* [Your objective]:
Transcribe the material in full, exactly as written.

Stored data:
################

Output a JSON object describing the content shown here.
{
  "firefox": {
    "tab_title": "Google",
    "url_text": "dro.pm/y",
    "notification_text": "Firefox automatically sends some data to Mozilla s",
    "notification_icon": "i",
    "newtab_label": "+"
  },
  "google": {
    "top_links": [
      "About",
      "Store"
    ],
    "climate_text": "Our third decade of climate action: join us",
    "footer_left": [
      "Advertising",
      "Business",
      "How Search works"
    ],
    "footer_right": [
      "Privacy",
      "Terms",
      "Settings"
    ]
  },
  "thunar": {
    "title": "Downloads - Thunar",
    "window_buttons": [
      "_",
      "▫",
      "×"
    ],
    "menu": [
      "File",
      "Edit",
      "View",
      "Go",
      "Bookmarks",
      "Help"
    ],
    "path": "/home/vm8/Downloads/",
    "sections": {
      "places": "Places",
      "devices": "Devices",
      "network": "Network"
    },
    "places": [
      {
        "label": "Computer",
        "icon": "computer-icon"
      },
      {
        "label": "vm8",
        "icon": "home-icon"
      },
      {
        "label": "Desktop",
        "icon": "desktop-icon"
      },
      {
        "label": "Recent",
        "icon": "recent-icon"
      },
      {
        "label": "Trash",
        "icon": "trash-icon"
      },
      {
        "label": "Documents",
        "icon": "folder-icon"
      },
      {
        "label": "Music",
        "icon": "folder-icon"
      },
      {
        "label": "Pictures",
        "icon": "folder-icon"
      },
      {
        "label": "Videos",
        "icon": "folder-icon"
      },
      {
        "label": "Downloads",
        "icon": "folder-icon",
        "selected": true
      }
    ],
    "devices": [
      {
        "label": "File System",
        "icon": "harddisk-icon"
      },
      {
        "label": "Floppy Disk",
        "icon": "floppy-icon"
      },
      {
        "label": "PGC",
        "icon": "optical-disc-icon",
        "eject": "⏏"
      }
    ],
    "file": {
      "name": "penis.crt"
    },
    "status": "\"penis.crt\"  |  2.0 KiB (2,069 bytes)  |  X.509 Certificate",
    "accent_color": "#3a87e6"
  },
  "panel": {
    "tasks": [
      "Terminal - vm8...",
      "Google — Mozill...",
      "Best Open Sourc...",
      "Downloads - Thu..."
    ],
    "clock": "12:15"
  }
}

################

* [Solved problem]:
Output a JSON object describing the content shown here.
{
  "firefox": {
    "tab_title": "Google",
    "url_text": "dro.pm/y",
    "notification_text": "Firefox automatically sends some data to Mozilla s",
    "notification_icon": "i",
    "newtab_label": "+"
  },
  "google": {
    "top_links": [
      "About",
      "Store"
    ],
    "climate_text": "Our third decade of climate action: join us",
    "footer_left": [
      "Advertising",
      "Business",
      "How Search works"
    ],
    "footer_right": [
      "Privacy",
      "Terms",
      "Settings"
    ]
  },
  "thunar": {
    "title": "Downloads - Thunar",
    "window_buttons": [
      "_",
      "▫",
      "×"
    ],
    "menu": [
      "File",
      "Edit",
      "View",
      "Go",
      "Bookmarks",
      "Help"
    ],
    "path": "/home/vm8/Downloads/",
    "sections": {
      "places": "Places",
      "devices": "Devices",
      "network": "Network"
    },
    "places": [
      {
        "label": "Computer",
        "icon": "computer-icon"
      },
      {
        "label": "vm8",
        "icon": "home-icon"
      },
      {
        "label": "Desktop",
        "icon": "desktop-icon"
      },
      {
        "label": "Recent",
        "icon": "recent-icon"
      },
      {
        "label": "Trash",
        "icon": "trash-icon"
      },
      {
        "label": "Documents",
        "icon": "folder-icon"
      },
      {
        "label": "Music",
        "icon": "folder-icon"
      },
      {
        "label": "Pictures",
        "icon": "folder-icon"
      },
      {
        "label": "Videos",
        "icon": "folder-icon"
      },
      {
        "label": "Downloads",
        "icon": "folder-icon",
        "selected": true
      }
    ],
    "devices": [
      {
        "label": "File System",
        "icon": "harddisk-icon"
      },
      {
        "label": "Floppy Disk",
        "icon": "floppy-icon"
      },
      {
        "label": "PGC",
        "icon": "optical-disc-icon",
        "eject": "⏏"
      }
    ],
    "file": {
      "name": "penis.crt"
    },
    "status": "\"penis.crt\"  |  2.0 KiB (2,069 bytes)  |  X.509 Certificate",
    "accent_color": "#3a87e6"
  },
  "panel": {
    "tasks": [
      "Terminal - vm8...",
      "Google — Mozill...",
      "Best Open Sourc...",
      "Downloads - Thu..."
    ],
    "clock": "12:15"
  }
}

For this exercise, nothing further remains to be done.